Data excerpts:
- - -
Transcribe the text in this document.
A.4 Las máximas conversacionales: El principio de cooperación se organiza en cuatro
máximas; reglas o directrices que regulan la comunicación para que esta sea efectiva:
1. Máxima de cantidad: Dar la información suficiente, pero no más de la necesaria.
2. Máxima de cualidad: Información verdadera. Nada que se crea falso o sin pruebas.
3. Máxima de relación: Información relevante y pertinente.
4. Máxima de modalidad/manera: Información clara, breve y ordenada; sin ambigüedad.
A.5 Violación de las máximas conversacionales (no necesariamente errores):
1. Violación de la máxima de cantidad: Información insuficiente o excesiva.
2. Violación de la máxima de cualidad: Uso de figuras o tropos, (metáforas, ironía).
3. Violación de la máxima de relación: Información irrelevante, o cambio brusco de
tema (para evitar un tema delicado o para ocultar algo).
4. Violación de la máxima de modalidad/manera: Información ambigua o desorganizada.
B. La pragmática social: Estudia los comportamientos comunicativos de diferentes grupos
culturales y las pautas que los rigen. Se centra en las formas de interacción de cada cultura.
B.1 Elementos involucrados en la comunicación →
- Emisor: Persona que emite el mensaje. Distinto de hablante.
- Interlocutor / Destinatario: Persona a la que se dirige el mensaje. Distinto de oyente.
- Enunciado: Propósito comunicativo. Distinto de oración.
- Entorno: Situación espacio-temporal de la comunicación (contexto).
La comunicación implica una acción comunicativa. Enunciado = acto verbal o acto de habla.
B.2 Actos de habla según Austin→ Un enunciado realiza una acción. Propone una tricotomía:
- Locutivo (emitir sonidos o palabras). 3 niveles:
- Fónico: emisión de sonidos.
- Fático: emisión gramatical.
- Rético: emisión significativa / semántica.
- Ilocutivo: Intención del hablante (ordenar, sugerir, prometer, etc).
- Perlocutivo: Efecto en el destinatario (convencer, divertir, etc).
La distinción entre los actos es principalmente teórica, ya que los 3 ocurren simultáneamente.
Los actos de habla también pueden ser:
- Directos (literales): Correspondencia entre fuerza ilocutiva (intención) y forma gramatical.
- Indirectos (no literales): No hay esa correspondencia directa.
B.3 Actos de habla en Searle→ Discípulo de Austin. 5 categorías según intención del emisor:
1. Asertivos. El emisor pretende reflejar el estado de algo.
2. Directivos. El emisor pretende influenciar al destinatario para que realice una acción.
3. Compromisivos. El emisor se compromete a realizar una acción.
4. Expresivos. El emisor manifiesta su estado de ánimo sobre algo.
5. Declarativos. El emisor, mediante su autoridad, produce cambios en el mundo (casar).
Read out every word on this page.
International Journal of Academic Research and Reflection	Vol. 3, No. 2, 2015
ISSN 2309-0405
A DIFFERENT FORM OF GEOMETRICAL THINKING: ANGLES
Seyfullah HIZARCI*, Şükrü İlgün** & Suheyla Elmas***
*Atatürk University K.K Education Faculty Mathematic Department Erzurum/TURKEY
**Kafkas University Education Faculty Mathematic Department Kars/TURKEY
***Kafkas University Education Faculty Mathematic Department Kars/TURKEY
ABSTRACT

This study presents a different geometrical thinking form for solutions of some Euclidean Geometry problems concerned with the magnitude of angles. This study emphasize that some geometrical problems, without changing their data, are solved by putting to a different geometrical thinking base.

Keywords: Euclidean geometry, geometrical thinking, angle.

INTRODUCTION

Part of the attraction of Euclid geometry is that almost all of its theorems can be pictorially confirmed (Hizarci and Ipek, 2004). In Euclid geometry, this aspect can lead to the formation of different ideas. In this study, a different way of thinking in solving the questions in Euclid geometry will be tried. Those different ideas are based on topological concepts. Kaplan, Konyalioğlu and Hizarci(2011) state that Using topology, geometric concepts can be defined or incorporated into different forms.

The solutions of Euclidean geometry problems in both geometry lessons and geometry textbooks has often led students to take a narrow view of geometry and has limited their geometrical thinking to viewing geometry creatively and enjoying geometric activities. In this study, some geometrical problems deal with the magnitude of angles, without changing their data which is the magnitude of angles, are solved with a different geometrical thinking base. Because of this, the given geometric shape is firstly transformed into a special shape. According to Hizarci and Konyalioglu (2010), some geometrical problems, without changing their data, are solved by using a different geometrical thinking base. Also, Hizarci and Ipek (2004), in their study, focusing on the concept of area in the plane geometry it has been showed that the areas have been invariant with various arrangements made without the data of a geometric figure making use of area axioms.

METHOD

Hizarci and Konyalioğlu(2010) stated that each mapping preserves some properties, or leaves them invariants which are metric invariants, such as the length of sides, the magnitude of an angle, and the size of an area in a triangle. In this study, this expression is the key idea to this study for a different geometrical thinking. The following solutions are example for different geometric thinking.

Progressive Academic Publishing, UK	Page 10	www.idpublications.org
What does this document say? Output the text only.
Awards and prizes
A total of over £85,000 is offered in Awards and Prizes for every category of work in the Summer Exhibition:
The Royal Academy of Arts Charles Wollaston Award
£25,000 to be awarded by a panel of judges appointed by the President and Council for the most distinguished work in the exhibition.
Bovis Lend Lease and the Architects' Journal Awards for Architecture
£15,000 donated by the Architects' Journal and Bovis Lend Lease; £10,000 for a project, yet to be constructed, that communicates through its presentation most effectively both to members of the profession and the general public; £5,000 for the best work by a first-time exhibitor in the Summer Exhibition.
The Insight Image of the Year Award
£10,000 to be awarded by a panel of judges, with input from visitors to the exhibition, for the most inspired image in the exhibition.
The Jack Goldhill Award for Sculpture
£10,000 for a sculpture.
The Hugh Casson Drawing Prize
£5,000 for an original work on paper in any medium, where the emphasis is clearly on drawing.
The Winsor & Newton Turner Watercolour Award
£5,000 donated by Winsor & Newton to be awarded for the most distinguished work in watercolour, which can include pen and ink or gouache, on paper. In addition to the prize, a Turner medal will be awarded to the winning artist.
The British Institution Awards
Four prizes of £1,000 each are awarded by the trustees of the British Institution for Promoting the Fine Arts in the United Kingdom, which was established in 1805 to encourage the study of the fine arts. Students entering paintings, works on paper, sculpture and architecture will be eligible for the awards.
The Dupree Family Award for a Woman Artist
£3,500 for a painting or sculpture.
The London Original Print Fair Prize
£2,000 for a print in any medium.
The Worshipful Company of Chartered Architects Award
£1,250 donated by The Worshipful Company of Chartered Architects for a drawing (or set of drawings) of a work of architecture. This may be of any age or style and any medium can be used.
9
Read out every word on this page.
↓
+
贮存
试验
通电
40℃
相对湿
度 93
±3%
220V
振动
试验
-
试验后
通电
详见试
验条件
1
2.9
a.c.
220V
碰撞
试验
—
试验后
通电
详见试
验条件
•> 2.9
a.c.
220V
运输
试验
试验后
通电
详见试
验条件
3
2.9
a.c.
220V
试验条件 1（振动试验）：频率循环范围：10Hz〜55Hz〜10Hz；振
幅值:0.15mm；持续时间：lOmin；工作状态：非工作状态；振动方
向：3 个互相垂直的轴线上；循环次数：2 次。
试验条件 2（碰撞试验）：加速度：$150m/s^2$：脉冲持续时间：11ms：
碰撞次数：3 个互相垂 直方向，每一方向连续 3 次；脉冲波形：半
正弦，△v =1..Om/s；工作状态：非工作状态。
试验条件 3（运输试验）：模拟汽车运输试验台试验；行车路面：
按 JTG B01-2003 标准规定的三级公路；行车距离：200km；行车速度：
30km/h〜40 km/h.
- - -
Output each entry precisely as given.

Transcribe the text in this document.
A.4 Las máximas conversacionales: El principio de cooperación se organiza en cuatro
máximas; reglas o directrices que regulan la comunicación para que esta sea efectiva:
1. Máxima de cantidad: Dar la información suficiente, pero no más de la necesaria.
2. Máxima de cualidad: Información verdadera. Nada que se crea falso o sin pruebas.
3. Máxima de relación: Información relevante y pertinente.
4. Máxima de modalidad/manera: Información clara, breve y ordenada; sin ambigüedad.
A.5 Violación de las máximas conversacionales (no necesariamente errores):
1. Violación de la máxima de cantidad: Información insuficiente o excesiva.
2. Violación de la máxima de cualidad: Uso de figuras o tropos, (metáforas, ironía).
3. Violación de la máxima de relación: Información irrelevante, o cambio brusco de
tema (para evitar un tema delicado o para ocultar algo).
4. Violación de la máxima de modalidad/manera: Información ambigua o desorganizada.
B. La pragmática social: Estudia los comportamientos comunicativos de diferentes grupos
culturales y las pautas que los rigen. Se centra en las formas de interacción de cada cultura.
B.1 Elementos involucrados en la comunicación →
- Emisor: Persona que emite el mensaje. Distinto de hablante.
- Interlocutor / Destinatario: Persona a la que se dirige el mensaje. Distinto de oyente.
- Enunciado: Propósito comunicativo. Distinto de oración.
- Entorno: Situación espacio-temporal de la comunicación (contexto).
La comunicación implica una acción comunicativa. Enunciado = acto verbal o acto de habla.
B.2 Actos de habla según Austin→ Un enunciado realiza una acción. Propone una tricotomía:
- Locutivo (emitir sonidos o palabras). 3 niveles:
- Fónico: emisión de sonidos.
- Fático: emisión gramatical.
- Rético: emisión significativa / semántica.
- Ilocutivo: Intención del hablante (ordenar, sugerir, prometer, etc).
- Perlocutivo: Efecto en el destinatario (convencer, divertir, etc).
La distinción entre los actos es principalmente teórica, ya que los 3 ocurren simultáneamente.
Los actos de habla también pueden ser:
- Directos (literales): Correspondencia entre fuerza ilocutiva (intención) y forma gramatical.
- Indirectos (no literales): No hay esa correspondencia directa.
B.3 Actos de habla en Searle→ Discípulo de Austin. 5 categorías según intención del emisor:
1. Asertivos. El emisor pretende reflejar el estado de algo.
2. Directivos. El emisor pretende influenciar al destinatario para que realice una acción.
3. Compromisivos. El emisor se compromete a realizar una acción.
4. Expresivos. El emisor manifiesta su estado de ánimo sobre algo.
5. Declarativos. El emisor, mediante su autoridad, produce cambios en el mundo (casar).
Read out every word on this page.
International Journal of Academic Research and Reflection	Vol. 3, No. 2, 2015
ISSN 2309-0405
A DIFFERENT FORM OF GEOMETRICAL THINKING: ANGLES
Seyfullah HIZARCI*, Şükrü İlgün** & Suheyla Elmas***
*Atatürk University K.K Education Faculty Mathematic Department Erzurum/TURKEY
**Kafkas University Education Faculty Mathematic Department Kars/TURKEY
***Kafkas University Education Faculty Mathematic Department Kars/TURKEY
ABSTRACT

This study presents a different geometrical thinking form for solutions of some Euclidean Geometry problems concerned with the magnitude of angles. This study emphasize that some geometrical problems, without changing their data, are solved by putting to a different geometrical thinking base.

Keywords: Euclidean geometry, geometrical thinking, angle.

INTRODUCTION

Part of the attraction of Euclid geometry is that almost all of its theorems can be pictorially confirmed (Hizarci and Ipek, 2004). In Euclid geometry, this aspect can lead to the formation of different ideas. In this study, a different way of thinking in solving the questions in Euclid geometry will be tried. Those different ideas are based on topological concepts. Kaplan, Konyalioğlu and Hizarci(2011) state that Using topology, geometric concepts can be defined or incorporated into different forms.

The solutions of Euclidean geometry problems in both geometry lessons and geometry textbooks has often led students to take a narrow view of geometry and has limited their geometrical thinking to viewing geometry creatively and enjoying geometric activities. In this study, some geometrical problems deal with the magnitude of angles, without changing their data which is the magnitude of angles, are solved with a different geometrical thinking base. Because of this, the given geometric shape is firstly transformed into a special shape. According to Hizarci and Konyalioglu (2010), some geometrical problems, without changing their data, are solved by using a different geometrical thinking base. Also, Hizarci and Ipek (2004), in their study, focusing on the concept of area in the plane geometry it has been showed that the areas have been invariant with various arrangements made without the data of a geometric figure making use of area axioms.

METHOD

Hizarci and Konyalioğlu(2010) stated that each mapping preserves some properties, or leaves them invariants which are metric invariants, such as the length of sides, the magnitude of an angle, and the size of an area in a triangle. In this study, this expression is the key idea to this study for a different geometrical thinking. The following solutions are example for different geometric thinking.

Progressive Academic Publishing, UK	Page 10	www.idpublications.org
What does this document say? Output the text only.
Awards and prizes
A total of over £85,000 is offered in Awards and Prizes for every category of work in the Summer Exhibition:
The Royal Academy of Arts Charles Wollaston Award
£25,000 to be awarded by a panel of judges appointed by the President and Council for the most distinguished work in the exhibition.
Bovis Lend Lease and the Architects' Journal Awards for Architecture
£15,000 donated by the Architects' Journal and Bovis Lend Lease; £10,000 for a project, yet to be constructed, that communicates through its presentation most effectively both to members of the profession and the general public; £5,000 for the best work by a first-time exhibitor in the Summer Exhibition.
The Insight Image of the Year Award
£10,000 to be awarded by a panel of judges, with input from visitors to the exhibition, for the most inspired image in the exhibition.
The Jack Goldhill Award for Sculpture
£10,000 for a sculpture.
The Hugh Casson Drawing Prize
£5,000 for an original work on paper in any medium, where the emphasis is clearly on drawing.
The Winsor & Newton Turner Watercolour Award
£5,000 donated by Winsor & Newton to be awarded for the most distinguished work in watercolour, which can include pen and ink or gouache, on paper. In addition to the prize, a Turner medal will be awarded to the winning artist.
The British Institution Awards
Four prizes of £1,000 each are awarded by the trustees of the British Institution for Promoting the Fine Arts in the United Kingdom, which was established in 1805 to encourage the study of the fine arts. Students entering paintings, works on paper, sculpture and architecture will be eligible for the awards.
The Dupree Family Award for a Woman Artist
£3,500 for a painting or sculpture.
The London Original Print Fair Prize
£2,000 for a print in any medium.
The Worshipful Company of Chartered Architects Award
£1,250 donated by The Worshipful Company of Chartered Architects for a drawing (or set of drawings) of a work of architecture. This may be of any age or style and any medium can be used.
9
Read out every word on this page.
↓
+
贮存
试验
通电
40℃
相对湿
度 93
±3%
220V
振动
试验
-
试验后
通电
详见试
验条件
1
2.9
a.c.
220V
碰撞
试验
—
试验后
通电
详见试
验条件
•> 2.9
a.c.
220V
运输
试验
试验后
通电
详见试
验条件
3
2.9
a.c.
220V
试验条件 1（振动试验）：频率循环范围：10Hz〜55Hz〜10Hz；振
幅值:0.15mm；持续时间：lOmin；工作状态：非工作状态；振动方
向：3 个互相垂直的轴线上；循环次数：2 次。
试验条件 2（碰撞试验）：加速度：$150m/s^2$：脉冲持续时间：11ms：
碰撞次数：3 个互相垂 直方向，每一方向连续 3 次；脉冲波形：半
正弦，△v =1..Om/s；工作状态：非工作状态。
试验条件 3（运输试验）：模拟汽车运输试验台试验；行车路面：
按 JTG B01-2003 标准规定的三级公路；行车距离：200km；行车速度：
30km/h〜40 km/h.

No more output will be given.